## DESCRIPTION OF THE TASK
Beneath this sentence is a set of records; write each of them out exactly.

## MATERIAL FOR THIS EXERCISE
★ ★ ★ ★ ★

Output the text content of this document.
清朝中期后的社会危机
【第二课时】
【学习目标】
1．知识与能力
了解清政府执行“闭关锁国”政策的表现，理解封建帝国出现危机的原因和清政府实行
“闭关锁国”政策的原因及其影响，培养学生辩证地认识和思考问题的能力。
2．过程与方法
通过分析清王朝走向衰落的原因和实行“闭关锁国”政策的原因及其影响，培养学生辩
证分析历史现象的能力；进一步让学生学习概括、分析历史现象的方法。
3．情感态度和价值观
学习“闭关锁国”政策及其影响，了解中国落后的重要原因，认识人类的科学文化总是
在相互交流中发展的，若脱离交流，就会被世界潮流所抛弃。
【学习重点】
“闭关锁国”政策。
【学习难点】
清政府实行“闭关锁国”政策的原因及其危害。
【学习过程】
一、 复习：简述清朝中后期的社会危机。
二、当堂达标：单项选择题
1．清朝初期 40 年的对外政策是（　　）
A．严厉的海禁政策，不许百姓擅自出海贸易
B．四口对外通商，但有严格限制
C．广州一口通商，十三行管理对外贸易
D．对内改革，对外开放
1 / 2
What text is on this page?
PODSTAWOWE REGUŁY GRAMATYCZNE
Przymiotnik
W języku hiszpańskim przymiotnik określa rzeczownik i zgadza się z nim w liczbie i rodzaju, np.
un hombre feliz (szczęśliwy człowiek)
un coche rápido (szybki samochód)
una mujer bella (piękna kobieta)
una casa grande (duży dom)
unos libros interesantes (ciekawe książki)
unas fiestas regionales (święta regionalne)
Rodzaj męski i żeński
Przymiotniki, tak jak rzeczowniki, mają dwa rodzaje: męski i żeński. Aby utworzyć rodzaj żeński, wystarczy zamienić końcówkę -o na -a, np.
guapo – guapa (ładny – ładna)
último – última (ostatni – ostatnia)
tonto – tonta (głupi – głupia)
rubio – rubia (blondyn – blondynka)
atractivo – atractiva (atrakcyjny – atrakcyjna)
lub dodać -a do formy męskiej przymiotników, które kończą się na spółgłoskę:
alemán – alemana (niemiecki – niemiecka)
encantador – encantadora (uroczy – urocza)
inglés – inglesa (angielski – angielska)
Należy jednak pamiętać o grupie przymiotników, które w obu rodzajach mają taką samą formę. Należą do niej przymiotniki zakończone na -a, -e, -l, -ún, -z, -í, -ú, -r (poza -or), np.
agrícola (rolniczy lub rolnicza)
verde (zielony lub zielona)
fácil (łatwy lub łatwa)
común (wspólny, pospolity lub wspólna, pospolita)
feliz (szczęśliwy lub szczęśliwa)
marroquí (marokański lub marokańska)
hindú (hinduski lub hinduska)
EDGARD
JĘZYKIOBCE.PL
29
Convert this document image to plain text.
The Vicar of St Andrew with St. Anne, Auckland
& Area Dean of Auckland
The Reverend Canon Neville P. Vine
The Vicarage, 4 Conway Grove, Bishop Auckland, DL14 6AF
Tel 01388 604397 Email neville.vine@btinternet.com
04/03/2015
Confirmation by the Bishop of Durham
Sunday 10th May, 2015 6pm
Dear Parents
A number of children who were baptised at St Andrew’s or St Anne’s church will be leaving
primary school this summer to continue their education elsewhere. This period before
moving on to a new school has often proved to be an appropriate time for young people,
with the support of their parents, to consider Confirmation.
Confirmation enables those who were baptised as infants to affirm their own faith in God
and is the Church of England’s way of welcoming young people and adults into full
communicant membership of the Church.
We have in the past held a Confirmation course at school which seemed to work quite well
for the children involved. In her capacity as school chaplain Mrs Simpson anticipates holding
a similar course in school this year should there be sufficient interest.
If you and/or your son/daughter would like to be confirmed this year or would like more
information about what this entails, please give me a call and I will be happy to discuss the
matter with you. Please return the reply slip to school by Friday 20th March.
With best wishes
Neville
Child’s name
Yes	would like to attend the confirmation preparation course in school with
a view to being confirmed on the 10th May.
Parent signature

★ ★ ★ ★ ★

## EXPECTED ANSWER
Output the text content of this document.
清朝中期后的社会危机
【第二课时】
【学习目标】
1．知识与能力
了解清政府执行“闭关锁国”政策的表现，理解封建帝国出现危机的原因和清政府实行
“闭关锁国”政策的原因及其影响，培养学生辩证地认识和思考问题的能力。
2．过程与方法
通过分析清王朝走向衰落的原因和实行“闭关锁国”政策的原因及其影响，培养学生辩
证分析历史现象的能力；进一步让学生学习概括、分析历史现象的方法。
3．情感态度和价值观
学习“闭关锁国”政策及其影响，了解中国落后的重要原因，认识人类的科学文化总是
在相互交流中发展的，若脱离交流，就会被世界潮流所抛弃。
【学习重点】
“闭关锁国”政策。
【学习难点】
清政府实行“闭关锁国”政策的原因及其危害。
【学习过程】
一、 复习：简述清朝中后期的社会危机。
二、当堂达标：单项选择题
1．清朝初期 40 年的对外政策是（　　）
A．严厉的海禁政策，不许百姓擅自出海贸易
B．四口对外通商，但有严格限制
C．广州一口通商，十三行管理对外贸易
D．对内改革，对外开放
1 / 2
What text is on this page?
PODSTAWOWE REGUŁY GRAMATYCZNE
Przymiotnik
W języku hiszpańskim przymiotnik określa rzeczownik i zgadza się z nim w liczbie i rodzaju, np.
un hombre feliz (szczęśliwy człowiek)
un coche rápido (szybki samochód)
una mujer bella (piękna kobieta)
una casa grande (duży dom)
unos libros interesantes (ciekawe książki)
unas fiestas regionales (święta regionalne)
Rodzaj męski i żeński
Przymiotniki, tak jak rzeczowniki, mają dwa rodzaje: męski i żeński. Aby utworzyć rodzaj żeński, wystarczy zamienić końcówkę -o na -a, np.
guapo – guapa (ładny – ładna)
último – última (ostatni – ostatnia)
tonto – tonta (głupi – głupia)
rubio – rubia (blondyn – blondynka)
atractivo – atractiva (atrakcyjny – atrakcyjna)
lub dodać -a do formy męskiej przymiotników, które kończą się na spółgłoskę:
alemán – alemana (niemiecki – niemiecka)
encantador – encantadora (uroczy – urocza)
inglés – inglesa (angielski – angielska)
Należy jednak pamiętać o grupie przymiotników, które w obu rodzajach mają taką samą formę. Należą do niej przymiotniki zakończone na -a, -e, -l, -ún, -z, -í, -ú, -r (poza -or), np.
agrícola (rolniczy lub rolnicza)
verde (zielony lub zielona)
fácil (łatwy lub łatwa)
común (wspólny, pospolity lub wspólna, pospolita)
feliz (szczęśliwy lub szczęśliwa)
marroquí (marokański lub marokańska)
hindú (hinduski lub hinduska)
EDGARD
JĘZYKIOBCE.PL
29
Convert this document image to plain text.
The Vicar of St Andrew with St. Anne, Auckland
& Area Dean of Auckland
The Reverend Canon Neville P. Vine
The Vicarage, 4 Conway Grove, Bishop Auckland, DL14 6AF
Tel 01388 604397 Email neville.vine@btinternet.com
04/03/2015
Confirmation by the Bishop of Durham
Sunday 10th May, 2015 6pm
Dear Parents
A number of children who were baptised at St Andrew’s or St Anne’s church will be leaving
primary school this summer to continue their education elsewhere. This period before
moving on to a new school has often proved to be an appropriate time for young people,
with the support of their parents, to consider Confirmation.
Confirmation enables those who were baptised as infants to affirm their own faith in God
and is the Church of England’s way of welcoming young people and adults into full
communicant membership of the Church.
We have in the past held a Confirmation course at school which seemed to work quite well
for the children involved. In her capacity as school chaplain Mrs Simpson anticipates holding
a similar course in school this year should there be sufficient interest.
If you and/or your son/daughter would like to be confirmed this year or would like more
information about what this entails, please give me a call and I will be happy to discuss the
matter with you. Please return the reply slip to school by Friday 20th March.
With best wishes
Neville
Child’s name
Yes	would like to attend the confirmation preparation course in school with
a view to being confirmed on the 10th May.
Parent signature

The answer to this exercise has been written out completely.